§ **Short exercise**
Show all lines from the listing below that contain "vancRPMI".

>>>>>

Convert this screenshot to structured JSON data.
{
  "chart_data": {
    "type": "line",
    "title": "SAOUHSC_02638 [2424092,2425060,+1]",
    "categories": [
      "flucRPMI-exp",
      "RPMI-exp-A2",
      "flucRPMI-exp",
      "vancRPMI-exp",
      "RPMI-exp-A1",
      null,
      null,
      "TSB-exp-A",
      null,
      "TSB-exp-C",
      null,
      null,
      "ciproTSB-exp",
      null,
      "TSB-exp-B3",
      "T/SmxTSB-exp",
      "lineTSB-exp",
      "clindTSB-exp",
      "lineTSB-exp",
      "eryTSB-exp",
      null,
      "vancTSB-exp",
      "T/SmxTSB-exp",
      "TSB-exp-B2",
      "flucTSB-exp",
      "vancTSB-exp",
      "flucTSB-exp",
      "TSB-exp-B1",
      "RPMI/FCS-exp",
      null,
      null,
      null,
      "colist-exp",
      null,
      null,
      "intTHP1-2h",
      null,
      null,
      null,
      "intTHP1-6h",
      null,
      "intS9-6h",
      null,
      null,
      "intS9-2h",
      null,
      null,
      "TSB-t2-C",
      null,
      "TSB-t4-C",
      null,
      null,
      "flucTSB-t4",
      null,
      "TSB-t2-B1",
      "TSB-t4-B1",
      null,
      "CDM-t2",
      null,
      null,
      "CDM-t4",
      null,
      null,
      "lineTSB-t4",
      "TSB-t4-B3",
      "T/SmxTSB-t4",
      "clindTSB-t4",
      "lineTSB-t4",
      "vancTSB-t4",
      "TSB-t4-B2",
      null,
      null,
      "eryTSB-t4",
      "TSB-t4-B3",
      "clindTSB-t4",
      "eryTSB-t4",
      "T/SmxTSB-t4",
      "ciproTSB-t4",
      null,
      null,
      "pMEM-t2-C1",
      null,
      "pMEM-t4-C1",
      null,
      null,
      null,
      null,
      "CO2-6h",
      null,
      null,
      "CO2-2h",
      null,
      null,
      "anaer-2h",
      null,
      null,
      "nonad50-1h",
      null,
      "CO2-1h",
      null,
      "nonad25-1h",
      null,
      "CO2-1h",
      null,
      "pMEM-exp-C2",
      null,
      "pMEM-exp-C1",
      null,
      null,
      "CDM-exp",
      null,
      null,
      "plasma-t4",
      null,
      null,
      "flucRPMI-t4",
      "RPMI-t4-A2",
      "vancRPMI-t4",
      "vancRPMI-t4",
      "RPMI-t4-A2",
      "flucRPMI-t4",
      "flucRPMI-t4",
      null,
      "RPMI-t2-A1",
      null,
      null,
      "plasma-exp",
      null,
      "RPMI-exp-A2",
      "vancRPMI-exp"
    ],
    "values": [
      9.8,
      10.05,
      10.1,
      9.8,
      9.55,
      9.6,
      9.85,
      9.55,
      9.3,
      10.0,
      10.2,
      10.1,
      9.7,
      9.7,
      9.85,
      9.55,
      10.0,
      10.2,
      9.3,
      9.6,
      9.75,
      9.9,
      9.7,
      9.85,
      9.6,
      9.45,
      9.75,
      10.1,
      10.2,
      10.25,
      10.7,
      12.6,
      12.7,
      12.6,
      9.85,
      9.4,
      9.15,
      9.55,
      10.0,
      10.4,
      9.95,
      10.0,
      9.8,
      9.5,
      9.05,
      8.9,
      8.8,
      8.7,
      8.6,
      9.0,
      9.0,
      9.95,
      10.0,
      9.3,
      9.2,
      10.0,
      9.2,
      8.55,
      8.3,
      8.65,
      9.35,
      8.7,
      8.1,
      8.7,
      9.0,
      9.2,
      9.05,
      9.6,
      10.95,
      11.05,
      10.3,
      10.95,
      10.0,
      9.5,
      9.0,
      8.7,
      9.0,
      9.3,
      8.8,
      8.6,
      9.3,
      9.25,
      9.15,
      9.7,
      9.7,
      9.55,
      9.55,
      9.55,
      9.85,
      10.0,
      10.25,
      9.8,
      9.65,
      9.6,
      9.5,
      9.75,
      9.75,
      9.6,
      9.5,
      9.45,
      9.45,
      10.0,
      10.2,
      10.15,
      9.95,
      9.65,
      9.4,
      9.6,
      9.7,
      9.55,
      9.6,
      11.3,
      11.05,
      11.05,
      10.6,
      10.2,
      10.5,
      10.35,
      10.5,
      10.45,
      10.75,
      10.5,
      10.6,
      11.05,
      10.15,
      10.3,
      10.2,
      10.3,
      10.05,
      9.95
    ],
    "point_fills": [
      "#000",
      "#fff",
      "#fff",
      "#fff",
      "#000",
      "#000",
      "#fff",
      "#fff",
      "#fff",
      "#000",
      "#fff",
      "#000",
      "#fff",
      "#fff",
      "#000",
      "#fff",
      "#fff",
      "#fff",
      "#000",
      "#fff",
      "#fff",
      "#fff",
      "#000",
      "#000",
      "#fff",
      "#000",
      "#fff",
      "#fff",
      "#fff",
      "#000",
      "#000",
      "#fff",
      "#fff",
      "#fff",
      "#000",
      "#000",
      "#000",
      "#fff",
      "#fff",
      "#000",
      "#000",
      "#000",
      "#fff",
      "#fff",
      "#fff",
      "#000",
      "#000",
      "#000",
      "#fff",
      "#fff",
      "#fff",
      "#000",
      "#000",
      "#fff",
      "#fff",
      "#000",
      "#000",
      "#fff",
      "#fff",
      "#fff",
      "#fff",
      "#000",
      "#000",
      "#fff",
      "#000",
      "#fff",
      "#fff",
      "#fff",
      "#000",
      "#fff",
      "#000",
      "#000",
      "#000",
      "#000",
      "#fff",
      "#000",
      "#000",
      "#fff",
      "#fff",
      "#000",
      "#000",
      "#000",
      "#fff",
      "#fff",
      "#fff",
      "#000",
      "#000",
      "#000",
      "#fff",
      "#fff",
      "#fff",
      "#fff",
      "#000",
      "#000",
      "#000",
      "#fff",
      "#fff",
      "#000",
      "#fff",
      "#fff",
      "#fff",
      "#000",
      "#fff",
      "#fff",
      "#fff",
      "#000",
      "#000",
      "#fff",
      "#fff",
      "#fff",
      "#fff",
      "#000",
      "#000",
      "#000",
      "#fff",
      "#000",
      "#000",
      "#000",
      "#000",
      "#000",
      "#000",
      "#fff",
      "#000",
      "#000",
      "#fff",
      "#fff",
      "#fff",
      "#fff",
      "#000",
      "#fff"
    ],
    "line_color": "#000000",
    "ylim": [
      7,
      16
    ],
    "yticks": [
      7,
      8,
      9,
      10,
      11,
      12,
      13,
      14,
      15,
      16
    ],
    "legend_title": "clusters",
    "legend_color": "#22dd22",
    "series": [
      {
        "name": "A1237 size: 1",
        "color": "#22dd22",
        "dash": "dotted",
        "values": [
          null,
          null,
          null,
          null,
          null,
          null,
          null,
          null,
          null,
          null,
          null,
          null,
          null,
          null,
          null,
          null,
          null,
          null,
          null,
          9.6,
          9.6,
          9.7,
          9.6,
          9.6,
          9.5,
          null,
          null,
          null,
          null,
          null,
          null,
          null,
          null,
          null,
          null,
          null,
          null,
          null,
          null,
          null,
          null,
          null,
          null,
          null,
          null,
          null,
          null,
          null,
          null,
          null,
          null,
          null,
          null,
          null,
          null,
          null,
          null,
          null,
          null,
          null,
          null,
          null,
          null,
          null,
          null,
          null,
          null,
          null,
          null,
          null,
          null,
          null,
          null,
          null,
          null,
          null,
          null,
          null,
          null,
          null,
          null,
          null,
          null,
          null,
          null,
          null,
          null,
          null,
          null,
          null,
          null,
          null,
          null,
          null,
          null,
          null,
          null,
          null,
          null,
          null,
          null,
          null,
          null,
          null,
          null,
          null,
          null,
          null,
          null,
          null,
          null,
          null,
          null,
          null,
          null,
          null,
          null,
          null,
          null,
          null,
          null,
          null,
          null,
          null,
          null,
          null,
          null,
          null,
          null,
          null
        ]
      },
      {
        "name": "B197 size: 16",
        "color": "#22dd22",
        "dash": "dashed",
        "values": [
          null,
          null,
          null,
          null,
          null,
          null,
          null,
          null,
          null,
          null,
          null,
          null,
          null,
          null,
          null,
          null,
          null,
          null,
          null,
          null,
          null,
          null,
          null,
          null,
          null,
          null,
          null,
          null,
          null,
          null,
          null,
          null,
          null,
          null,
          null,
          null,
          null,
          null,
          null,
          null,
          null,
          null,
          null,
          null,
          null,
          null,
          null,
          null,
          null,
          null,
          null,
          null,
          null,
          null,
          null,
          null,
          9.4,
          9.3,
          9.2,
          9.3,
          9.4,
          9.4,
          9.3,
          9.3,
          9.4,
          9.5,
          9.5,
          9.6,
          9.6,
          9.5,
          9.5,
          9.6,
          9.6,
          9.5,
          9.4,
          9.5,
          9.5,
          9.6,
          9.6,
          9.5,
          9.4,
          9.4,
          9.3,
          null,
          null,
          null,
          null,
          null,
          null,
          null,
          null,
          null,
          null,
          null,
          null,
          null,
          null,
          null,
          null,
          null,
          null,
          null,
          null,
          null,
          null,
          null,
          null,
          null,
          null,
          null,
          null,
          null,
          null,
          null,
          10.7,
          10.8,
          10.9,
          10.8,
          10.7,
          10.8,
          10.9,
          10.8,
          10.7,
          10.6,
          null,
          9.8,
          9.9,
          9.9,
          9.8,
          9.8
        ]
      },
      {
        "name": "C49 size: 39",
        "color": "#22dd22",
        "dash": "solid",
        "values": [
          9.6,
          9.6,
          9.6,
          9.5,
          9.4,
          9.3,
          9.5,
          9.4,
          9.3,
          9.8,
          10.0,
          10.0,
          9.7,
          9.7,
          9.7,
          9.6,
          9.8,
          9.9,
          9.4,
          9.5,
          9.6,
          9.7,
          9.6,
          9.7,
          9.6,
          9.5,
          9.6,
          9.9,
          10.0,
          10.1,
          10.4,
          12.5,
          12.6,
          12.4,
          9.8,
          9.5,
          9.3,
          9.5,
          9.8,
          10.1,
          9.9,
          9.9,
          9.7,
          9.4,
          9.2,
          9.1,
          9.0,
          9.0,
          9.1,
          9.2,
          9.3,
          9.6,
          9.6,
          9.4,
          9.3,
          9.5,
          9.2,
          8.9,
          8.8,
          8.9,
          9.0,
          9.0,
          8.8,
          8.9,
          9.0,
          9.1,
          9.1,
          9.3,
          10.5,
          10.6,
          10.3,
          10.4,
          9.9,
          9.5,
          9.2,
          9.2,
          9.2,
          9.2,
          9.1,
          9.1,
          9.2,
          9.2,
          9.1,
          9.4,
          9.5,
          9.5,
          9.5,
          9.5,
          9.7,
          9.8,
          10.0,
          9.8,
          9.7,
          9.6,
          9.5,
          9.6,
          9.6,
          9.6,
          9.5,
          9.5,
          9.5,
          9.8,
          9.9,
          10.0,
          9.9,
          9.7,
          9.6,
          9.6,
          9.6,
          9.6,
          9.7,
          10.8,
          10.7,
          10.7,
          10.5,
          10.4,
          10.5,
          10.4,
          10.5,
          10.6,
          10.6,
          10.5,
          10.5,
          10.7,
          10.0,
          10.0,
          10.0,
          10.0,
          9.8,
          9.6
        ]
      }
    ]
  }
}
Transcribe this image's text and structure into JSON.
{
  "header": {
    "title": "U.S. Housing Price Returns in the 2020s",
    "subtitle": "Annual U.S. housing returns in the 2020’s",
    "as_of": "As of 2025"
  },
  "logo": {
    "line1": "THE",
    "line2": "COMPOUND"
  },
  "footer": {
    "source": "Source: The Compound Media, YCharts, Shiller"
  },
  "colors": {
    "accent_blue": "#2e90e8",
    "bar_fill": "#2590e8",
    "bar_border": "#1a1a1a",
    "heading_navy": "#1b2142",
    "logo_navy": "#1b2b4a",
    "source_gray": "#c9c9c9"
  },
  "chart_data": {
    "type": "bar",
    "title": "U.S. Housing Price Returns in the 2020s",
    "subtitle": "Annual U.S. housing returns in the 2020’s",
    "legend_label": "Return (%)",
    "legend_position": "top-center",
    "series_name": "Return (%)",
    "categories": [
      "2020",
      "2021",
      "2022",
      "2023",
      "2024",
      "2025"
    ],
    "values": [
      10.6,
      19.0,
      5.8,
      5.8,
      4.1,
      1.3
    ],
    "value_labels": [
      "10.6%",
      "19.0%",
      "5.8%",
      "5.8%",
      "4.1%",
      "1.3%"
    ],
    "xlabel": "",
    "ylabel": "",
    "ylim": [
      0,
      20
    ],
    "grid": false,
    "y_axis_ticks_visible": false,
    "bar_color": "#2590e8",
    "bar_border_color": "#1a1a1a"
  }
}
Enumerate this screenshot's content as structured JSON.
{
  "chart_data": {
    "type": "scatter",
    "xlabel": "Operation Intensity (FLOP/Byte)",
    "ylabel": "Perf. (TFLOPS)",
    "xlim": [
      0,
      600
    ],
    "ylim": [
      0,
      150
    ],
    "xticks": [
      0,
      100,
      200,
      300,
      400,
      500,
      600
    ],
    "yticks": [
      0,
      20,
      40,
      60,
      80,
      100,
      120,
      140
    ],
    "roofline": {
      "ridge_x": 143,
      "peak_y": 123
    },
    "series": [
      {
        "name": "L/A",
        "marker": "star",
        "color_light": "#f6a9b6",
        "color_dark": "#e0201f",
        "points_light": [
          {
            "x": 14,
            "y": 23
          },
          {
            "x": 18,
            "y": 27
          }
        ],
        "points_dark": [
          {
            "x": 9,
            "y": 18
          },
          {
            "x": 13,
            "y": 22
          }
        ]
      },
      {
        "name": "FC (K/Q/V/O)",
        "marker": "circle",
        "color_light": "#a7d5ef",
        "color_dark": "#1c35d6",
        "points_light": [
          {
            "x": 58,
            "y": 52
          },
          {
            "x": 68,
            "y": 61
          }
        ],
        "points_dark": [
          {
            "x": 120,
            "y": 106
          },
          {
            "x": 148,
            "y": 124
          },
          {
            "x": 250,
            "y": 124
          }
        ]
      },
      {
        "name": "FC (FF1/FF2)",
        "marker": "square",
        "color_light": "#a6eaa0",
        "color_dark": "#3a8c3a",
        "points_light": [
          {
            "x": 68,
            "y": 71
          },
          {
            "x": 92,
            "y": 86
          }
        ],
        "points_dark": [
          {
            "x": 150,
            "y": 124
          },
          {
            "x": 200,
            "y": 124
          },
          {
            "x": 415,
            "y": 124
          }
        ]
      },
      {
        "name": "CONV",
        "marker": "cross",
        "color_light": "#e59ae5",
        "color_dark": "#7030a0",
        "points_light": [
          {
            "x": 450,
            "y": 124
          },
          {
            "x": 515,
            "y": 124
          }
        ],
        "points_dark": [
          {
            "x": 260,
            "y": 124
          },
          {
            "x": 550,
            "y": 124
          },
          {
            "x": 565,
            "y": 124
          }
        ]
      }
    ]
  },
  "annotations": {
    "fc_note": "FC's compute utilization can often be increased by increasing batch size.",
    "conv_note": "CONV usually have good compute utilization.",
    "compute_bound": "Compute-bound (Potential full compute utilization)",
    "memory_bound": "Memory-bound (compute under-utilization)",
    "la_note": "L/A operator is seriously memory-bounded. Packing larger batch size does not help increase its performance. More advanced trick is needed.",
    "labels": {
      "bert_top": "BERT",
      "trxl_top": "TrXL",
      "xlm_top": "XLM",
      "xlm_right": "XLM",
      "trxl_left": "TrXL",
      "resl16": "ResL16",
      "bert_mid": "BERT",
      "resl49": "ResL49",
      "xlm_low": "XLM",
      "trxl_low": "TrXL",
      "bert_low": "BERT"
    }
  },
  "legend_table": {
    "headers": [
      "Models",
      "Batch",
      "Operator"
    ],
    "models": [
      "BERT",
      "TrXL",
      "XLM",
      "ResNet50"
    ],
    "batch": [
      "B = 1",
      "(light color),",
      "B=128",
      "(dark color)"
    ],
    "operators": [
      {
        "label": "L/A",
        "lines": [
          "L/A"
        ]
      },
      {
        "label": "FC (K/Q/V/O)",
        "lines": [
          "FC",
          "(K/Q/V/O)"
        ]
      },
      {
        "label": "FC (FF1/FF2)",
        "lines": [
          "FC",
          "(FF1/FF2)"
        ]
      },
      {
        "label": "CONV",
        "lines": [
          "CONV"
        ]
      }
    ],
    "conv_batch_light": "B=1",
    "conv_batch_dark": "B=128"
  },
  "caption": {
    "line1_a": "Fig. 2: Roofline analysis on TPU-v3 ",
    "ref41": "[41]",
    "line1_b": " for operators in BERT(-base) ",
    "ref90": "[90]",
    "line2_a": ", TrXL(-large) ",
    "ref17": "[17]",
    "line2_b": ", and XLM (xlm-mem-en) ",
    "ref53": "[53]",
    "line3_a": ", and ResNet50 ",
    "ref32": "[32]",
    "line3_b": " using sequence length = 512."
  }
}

<<<<<

§ **Solution below**
      "vancRPMI-exp",
      "vancRPMI-t4",
      "vancRPMI-t4",
      "vancRPMI-exp"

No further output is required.